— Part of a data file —
════════════════

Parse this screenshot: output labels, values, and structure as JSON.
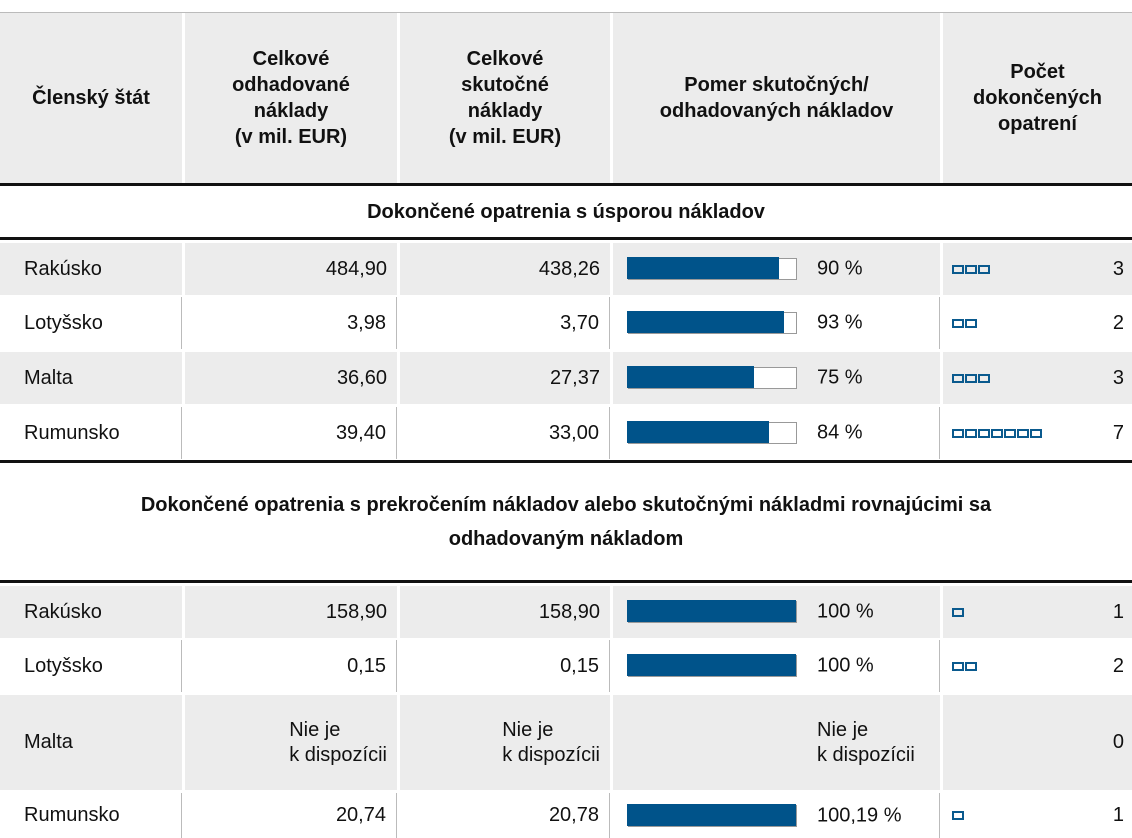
{
  "header": {
    "columns": [
      "Členský štát",
      "Celkové\nodhadované\nnáklady\n(v mil. EUR)",
      "Celkové\nskutočné\nnáklady\n(v mil. EUR)",
      "Pomer skutočných/\nodhadovaných nákladov",
      "Počet\ndokončených\nopatrení"
    ]
  },
  "sections": [
    {
      "title": "Dokončené opatrenia s úsporou nákladov",
      "rows": [
        {
          "country": "Rakúsko",
          "estimated": "484,90",
          "actual": "438,26",
          "ratio": 90,
          "ratio_label": "90 %",
          "count": 3
        },
        {
          "country": "Lotyšsko",
          "estimated": "3,98",
          "actual": "3,70",
          "ratio": 93,
          "ratio_label": "93 %",
          "count": 2
        },
        {
          "country": "Malta",
          "estimated": "36,60",
          "actual": "27,37",
          "ratio": 75,
          "ratio_label": "75 %",
          "count": 3
        },
        {
          "country": "Rumunsko",
          "estimated": "39,40",
          "actual": "33,00",
          "ratio": 84,
          "ratio_label": "84 %",
          "count": 7
        }
      ]
    },
    {
      "title": "Dokončené opatrenia s prekročením nákladov alebo skutočnými nákladmi rovnajúcimi sa\nodhadovaným nákladom",
      "rows": [
        {
          "country": "Rakúsko",
          "estimated": "158,90",
          "actual": "158,90",
          "ratio": 100,
          "ratio_label": "100 %",
          "count": 1
        },
        {
          "country": "Lotyšsko",
          "estimated": "0,15",
          "actual": "0,15",
          "ratio": 100,
          "ratio_label": "100 %",
          "count": 2
        },
        {
          "country": "Malta",
          "estimated": "Nie je\nk dispozícii",
          "actual": "Nie je\nk dispozícii",
          "ratio": null,
          "ratio_label": "Nie je\nk dispozícii",
          "count": 0
        },
        {
          "country": "Rumunsko",
          "estimated": "20,74",
          "actual": "20,78",
          "ratio": 100.19,
          "ratio_label": "100,19 %",
          "count": 1
        }
      ]
    }
  ]
}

════════════════

Output an exact copy of the material, with the pictures removed.

— RESPONSE TO THE EXERCISE —
Parse this screenshot: output labels, values, and structure as JSON.
{
  "header": {
    "columns": [
      "Členský štát",
      "Celkové\nodhadované\nnáklady\n(v mil. EUR)",
      "Celkové\nskutočné\nnáklady\n(v mil. EUR)",
      "Pomer skutočných/\nodhadovaných nákladov",
      "Počet\ndokončených\nopatrení"
    ]
  },
  "sections": [
    {
      "title": "Dokončené opatrenia s úsporou nákladov",
      "rows": [
        {
          "country": "Rakúsko",
          "estimated": "484,90",
          "actual": "438,26",
          "ratio": 90,
          "ratio_label": "90 %",
          "count": 3
        },
        {
          "country": "Lotyšsko",
          "estimated": "3,98",
          "actual": "3,70",
          "ratio": 93,
          "ratio_label": "93 %",
          "count": 2
        },
        {
          "country": "Malta",
          "estimated": "36,60",
          "actual": "27,37",
          "ratio": 75,
          "ratio_label": "75 %",
          "count": 3
        },
        {
          "country": "Rumunsko",
          "estimated": "39,40",
          "actual": "33,00",
          "ratio": 84,
          "ratio_label": "84 %",
          "count": 7
        }
      ]
    },
    {
      "title": "Dokončené opatrenia s prekročením nákladov alebo skutočnými nákladmi rovnajúcimi sa\nodhadovaným nákladom",
      "rows": [
        {
          "country": "Rakúsko",
          "estimated": "158,90",
          "actual": "158,90",
          "ratio": 100,
          "ratio_label": "100 %",
          "count": 1
        },
        {
          "country": "Lotyšsko",
          "estimated": "0,15",
          "actual": "0,15",
          "ratio": 100,
          "ratio_label": "100 %",
          "count": 2
        },
        {
          "country": "Malta",
          "estimated": "Nie je\nk dispozícii",
          "actual": "Nie je\nk dispozícii",
          "ratio": null,
          "ratio_label": "Nie je\nk dispozícii",
          "count": 0
        },
        {
          "country": "Rumunsko",
          "estimated": "20,74",
          "actual": "20,78",
          "ratio": 100.19,
          "ratio_label": "100,19 %",
          "count": 1
        }
      ]
    }
  ]
}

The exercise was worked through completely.